Put every line of the items below into a JSON list of strings, one string per line, omitting any blank lines.

==== RECORDS FOR THIS TASK ====

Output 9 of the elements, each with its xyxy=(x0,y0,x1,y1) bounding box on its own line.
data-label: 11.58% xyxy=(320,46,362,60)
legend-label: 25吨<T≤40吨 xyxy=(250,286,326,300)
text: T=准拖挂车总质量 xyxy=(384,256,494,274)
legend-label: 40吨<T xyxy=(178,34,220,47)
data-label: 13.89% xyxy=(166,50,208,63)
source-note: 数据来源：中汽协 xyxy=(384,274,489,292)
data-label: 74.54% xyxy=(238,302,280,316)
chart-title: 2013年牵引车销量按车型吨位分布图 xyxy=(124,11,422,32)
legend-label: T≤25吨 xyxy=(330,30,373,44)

====

» **ANSWER TO THIS TASK**
[
  "Output 9 of the elements, each with its xyxy=(x0,y0,x1,y1) bounding box on its own line.",
  "data-label: 11.58% xyxy=(320,46,362,60)",
  "legend-label: 25吨<T≤40吨 xyxy=(250,286,326,300)",
  "text: T=准拖挂车总质量 xyxy=(384,256,494,274)",
  "legend-label: 40吨<T xyxy=(178,34,220,47)",
  "data-label: 13.89% xyxy=(166,50,208,63)",
  "source-note: 数据来源：中汽协 xyxy=(384,274,489,292)",
  "data-label: 74.54% xyxy=(238,302,280,316)",
  "chart-title: 2013年牵引车销量按车型吨位分布图 xyxy=(124,11,422,32)",
  "legend-label: T≤25吨 xyxy=(330,30,373,44)"
]